Annotations of image regions:
======

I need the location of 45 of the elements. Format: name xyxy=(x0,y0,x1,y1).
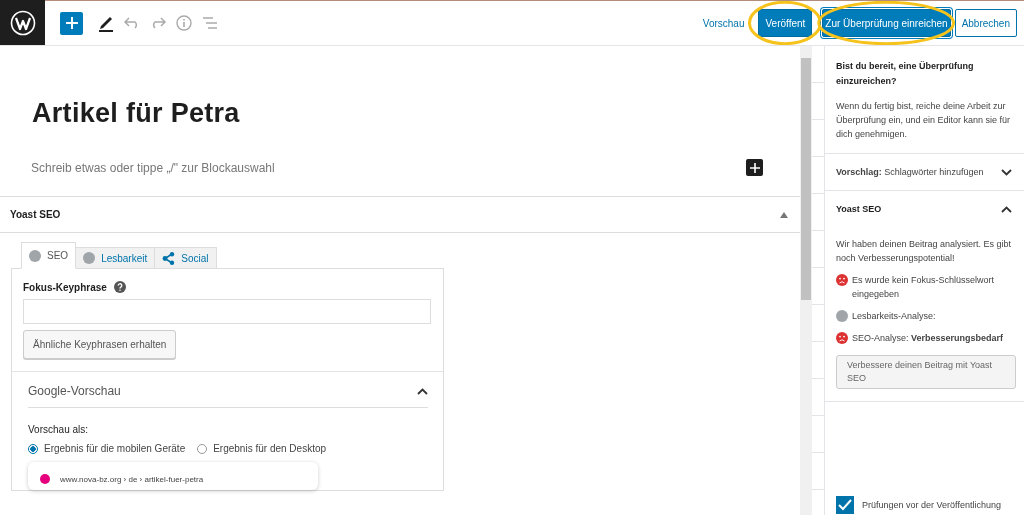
analysis-result: Es wurde kein Fokus-Schlüsselwort eingegeben xyxy=(852,274,996,301)
status-dot-icon xyxy=(29,249,41,262)
radio-label[interactable]: Ergebnis für den Desktop xyxy=(213,443,327,454)
preview-as-label: Vorschau als: xyxy=(28,424,90,435)
panel-tab[interactable]: Social xyxy=(154,247,217,269)
add-block-button[interactable] xyxy=(746,159,763,176)
radio-button[interactable] xyxy=(28,443,38,454)
related-keyphrases-button[interactable]: Ähnliche Keyphrasen erhalten xyxy=(23,330,177,359)
sidebar-text: Wenn du fertig bist, reiche deine Arbeit zur Überprüfung ein, und ein Editor kann sie für dich genehmigen. xyxy=(836,100,1012,141)
wordpress-logo[interactable] xyxy=(0,0,45,45)
preview-url: www.nova-bz.org › de › artikel-fuer-petra xyxy=(60,474,204,484)
section-title[interactable]: Yoast SEO xyxy=(836,204,882,214)
chevron-icon[interactable] xyxy=(417,387,428,395)
post-title[interactable]: Artikel für Petra xyxy=(32,98,800,129)
status-dot-icon xyxy=(83,252,96,264)
improve-post-button[interactable]: Verbessere deinen Beitrag mit Yoast SEO xyxy=(836,355,1016,389)
plus-icon xyxy=(64,16,79,30)
analysis-result: Lesbarkeits-Analyse: xyxy=(852,310,936,323)
field-label: Fokus-Keyphrase xyxy=(23,281,107,293)
suggestion-text[interactable]: Vorschlag: Schlagwörter hinzufügen xyxy=(836,167,984,177)
collapse-icon[interactable] xyxy=(780,211,788,218)
pencil-icon[interactable] xyxy=(98,14,114,32)
checkbox-label[interactable]: Prüfungen vor der Veröffentlichung xyxy=(862,500,1001,510)
chevron-icon[interactable] xyxy=(1001,205,1012,213)
analysis-result: SEO-Analyse: Verbesserungsbedarf xyxy=(852,332,1004,345)
publish-button[interactable]: Veröffent xyxy=(758,9,813,37)
sidebar-heading: Bist du bereit, eine Überprüfung einzureichen? xyxy=(836,60,975,88)
radio-button[interactable] xyxy=(197,443,208,454)
cancel-button[interactable]: Abbrechen xyxy=(954,9,1017,37)
panel-title: Yoast SEO xyxy=(10,209,61,220)
keyphrase-input[interactable] xyxy=(23,299,431,324)
preview-link[interactable]: Vorschau xyxy=(702,17,745,29)
radio-label[interactable]: Ergebnis für die mobilen Geräte xyxy=(44,443,186,454)
panel-tab[interactable]: SEO xyxy=(21,242,77,269)
section-title[interactable]: Google-Vorschau xyxy=(28,384,121,398)
chevron-icon[interactable] xyxy=(1001,168,1012,176)
analysis-summary: Wir haben deinen Beitrag analysiert. Es gibt noch Verbesserungspotential! xyxy=(836,238,1012,265)
block-placeholder[interactable]: Schreib etwas oder tippe „/" zur Blockauswahl xyxy=(31,160,275,175)
panel-tab[interactable]: Lesbarkeit xyxy=(75,247,156,269)
submit-review-button[interactable]: Zur Überprüfung einreichen xyxy=(822,9,951,37)
checkbox[interactable] xyxy=(836,496,854,514)
favicon-icon xyxy=(40,474,50,484)
scrollbar[interactable] xyxy=(800,46,812,515)
help-icon[interactable] xyxy=(113,281,126,293)
share-icon xyxy=(162,251,176,265)
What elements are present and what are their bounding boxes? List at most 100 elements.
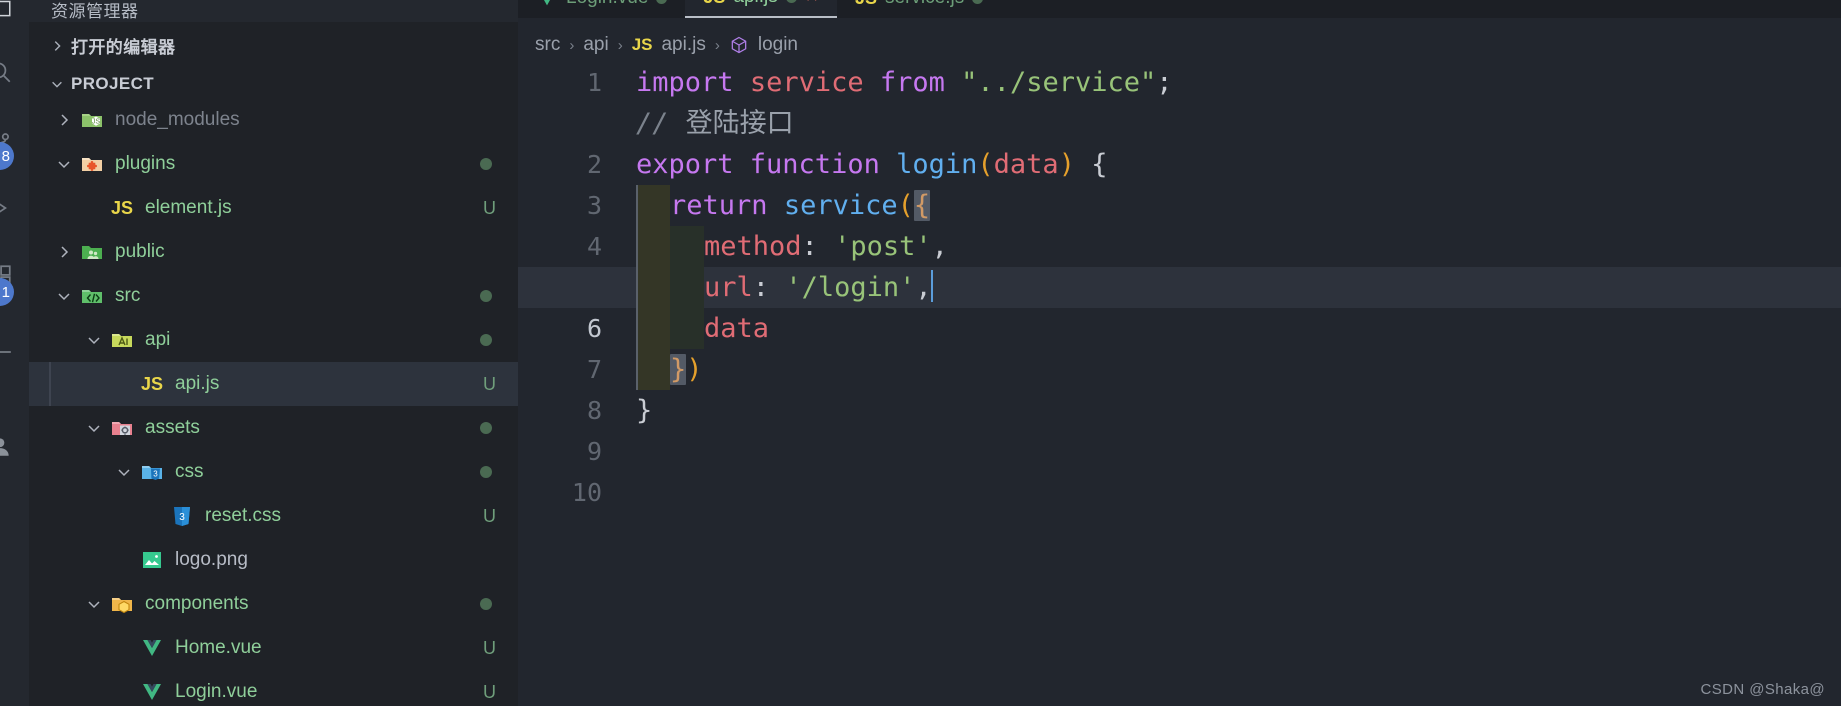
css-file-icon: 3: [167, 503, 197, 529]
tab-service-js[interactable]: JS service.js: [837, 0, 1002, 18]
close-icon[interactable]: ✕: [805, 0, 819, 7]
search-icon[interactable]: [0, 50, 22, 94]
chevron-down-icon[interactable]: [81, 332, 107, 348]
tab-bar: Login.vue JS api.js ✕ JS service.js: [518, 0, 1841, 18]
breadcrumb-item-src[interactable]: src: [535, 34, 560, 56]
image-file-icon: [137, 547, 167, 573]
tree-item-public[interactable]: public: [29, 230, 518, 274]
js-file-icon: JS: [110, 197, 134, 218]
breadcrumb-item-api[interactable]: api: [583, 34, 608, 56]
tree-item-assets[interactable]: assets: [29, 406, 518, 450]
tab-bar-spacer: [1001, 0, 1841, 18]
tree-item-label: api.js: [175, 373, 220, 394]
folder-change-dot: [480, 290, 492, 302]
tree-item-logo-png[interactable]: logo.png: [29, 538, 518, 582]
chevron-down-icon[interactable]: [111, 464, 137, 480]
tree-item-src[interactable]: src: [29, 274, 518, 318]
folder-change-dot: [480, 158, 492, 170]
explorer-title: 资源管理器: [29, 0, 518, 22]
code-line[interactable]: 2 // 登陆接口: [518, 103, 1841, 179]
tree-item-label: reset.css: [205, 505, 282, 526]
code-line[interactable]: 8 }): [518, 349, 1841, 425]
chevron-down-icon: [43, 77, 71, 91]
watermark: CSDN @Shaka@: [1700, 681, 1825, 698]
activity-bar: 8 1: [0, 0, 29, 706]
folder-node-modules-icon: JS: [77, 107, 107, 133]
code-line-current[interactable]: 6 url: '/login',: [518, 267, 1841, 343]
tree-item-node-modules[interactable]: JS node_modules: [29, 98, 518, 142]
tab-dirty-dot: [656, 0, 668, 4]
folder-change-dot: [480, 466, 492, 478]
code-line[interactable]: 9 }: [518, 390, 1841, 466]
js-file-icon: JS: [631, 35, 653, 54]
folder-public-icon: [77, 239, 107, 265]
js-file-icon: JS: [703, 0, 725, 8]
tree-item-label: api: [145, 329, 171, 350]
remote-icon[interactable]: [0, 330, 22, 374]
tab-api-js[interactable]: JS api.js ✕: [685, 0, 838, 18]
tree-item-plugins[interactable]: plugins: [29, 142, 518, 186]
tree-item-home-vue[interactable]: Home.vue U: [29, 626, 518, 670]
open-editors-label: 打开的编辑器: [71, 38, 176, 57]
js-file-icon: JS: [855, 0, 877, 9]
chevron-down-icon[interactable]: [81, 596, 107, 612]
tree-item-css[interactable]: 3 css: [29, 450, 518, 494]
folder-src-icon: [77, 283, 107, 309]
tree-item-reset-css[interactable]: 3 reset.css U: [29, 494, 518, 538]
folder-api-icon: [107, 327, 137, 353]
svg-text:JS: JS: [92, 119, 101, 126]
tab-dirty-dot: [785, 0, 797, 3]
folder-change-dot: [480, 334, 492, 346]
explorer-icon[interactable]: [0, 0, 22, 30]
breadcrumb-item-apijs[interactable]: api.js: [661, 34, 705, 56]
breadcrumb: src › api › JS api.js › login: [518, 28, 1841, 62]
code-line[interactable]: 7 data: [518, 308, 1841, 384]
code-line[interactable]: 3 export function login(data) {: [518, 144, 1841, 220]
tree-item-login-vue[interactable]: Login.vue U: [29, 670, 518, 706]
vscode-window: 8 1 资源管理器 打开的编辑器 PROJECT JS node_modules…: [0, 0, 1841, 706]
code-line[interactable]: 10: [518, 431, 1841, 507]
js-file-icon: JS: [140, 373, 164, 394]
project-label: PROJECT: [71, 73, 155, 93]
tree-item-components[interactable]: components: [29, 582, 518, 626]
git-status-badge: U: [483, 373, 496, 394]
chevron-down-icon[interactable]: [81, 420, 107, 436]
code-line[interactable]: 1 import service from "../service";: [518, 62, 1841, 103]
tab-label: api.js: [733, 0, 777, 8]
tree-item-label: element.js: [145, 197, 232, 218]
run-debug-icon[interactable]: [0, 186, 22, 230]
tree-item-api-js[interactable]: JS api.js U: [29, 362, 518, 406]
chevron-down-icon[interactable]: [51, 156, 77, 172]
chevron-right-icon[interactable]: [51, 244, 77, 260]
tree-item-label: components: [145, 593, 249, 614]
text-caret: [930, 270, 933, 302]
chevron-down-icon[interactable]: [51, 288, 77, 304]
explorer-sidebar: 资源管理器 打开的编辑器 PROJECT JS node_modulesplugi…: [29, 0, 518, 706]
open-editors-section[interactable]: 打开的编辑器: [29, 24, 518, 67]
code-line[interactable]: 4 return service({: [518, 185, 1841, 261]
account-icon[interactable]: [0, 424, 22, 468]
vue-file-icon: [137, 635, 167, 661]
git-status-badge: U: [483, 505, 496, 526]
tree-item-api[interactable]: api: [29, 318, 518, 362]
chevron-right-icon[interactable]: [51, 112, 77, 128]
vue-file-icon: [536, 0, 558, 10]
tab-label: Login.vue: [566, 0, 648, 9]
git-status-badge: U: [483, 681, 496, 702]
breadcrumb-item-login[interactable]: login: [758, 34, 798, 56]
code-area[interactable]: 1 import service from "../service"; 2 //…: [518, 62, 1841, 706]
folder-assets-icon: [107, 415, 137, 441]
tab-login-vue[interactable]: Login.vue: [518, 0, 686, 18]
folder-change-dot: [480, 422, 492, 434]
tree-item-element-js[interactable]: JS element.js U: [29, 186, 518, 230]
svg-text:3: 3: [179, 512, 185, 523]
tree-item-label: Login.vue: [175, 681, 258, 702]
tree-item-label: logo.png: [175, 549, 248, 570]
chevron-right-icon: ›: [569, 36, 575, 54]
code-line[interactable]: 5 method: 'post',: [518, 226, 1841, 302]
line-number: 1: [586, 68, 602, 97]
editor-group: Login.vue JS api.js ✕ JS service.js src › api…: [518, 0, 1841, 706]
tab-label: service.js: [885, 0, 964, 9]
git-status-badge: U: [483, 637, 496, 658]
tree-item-label: plugins: [115, 153, 176, 174]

======

▶ _Requirements_
Gather every line from the entries above that contains the string "dirty", and reproduce each one unchanged.

▶ _Answer to this problem_
tab-dirty-dot: [656, 0, 668, 4]
tab-dirty-dot: [785, 0, 797, 3]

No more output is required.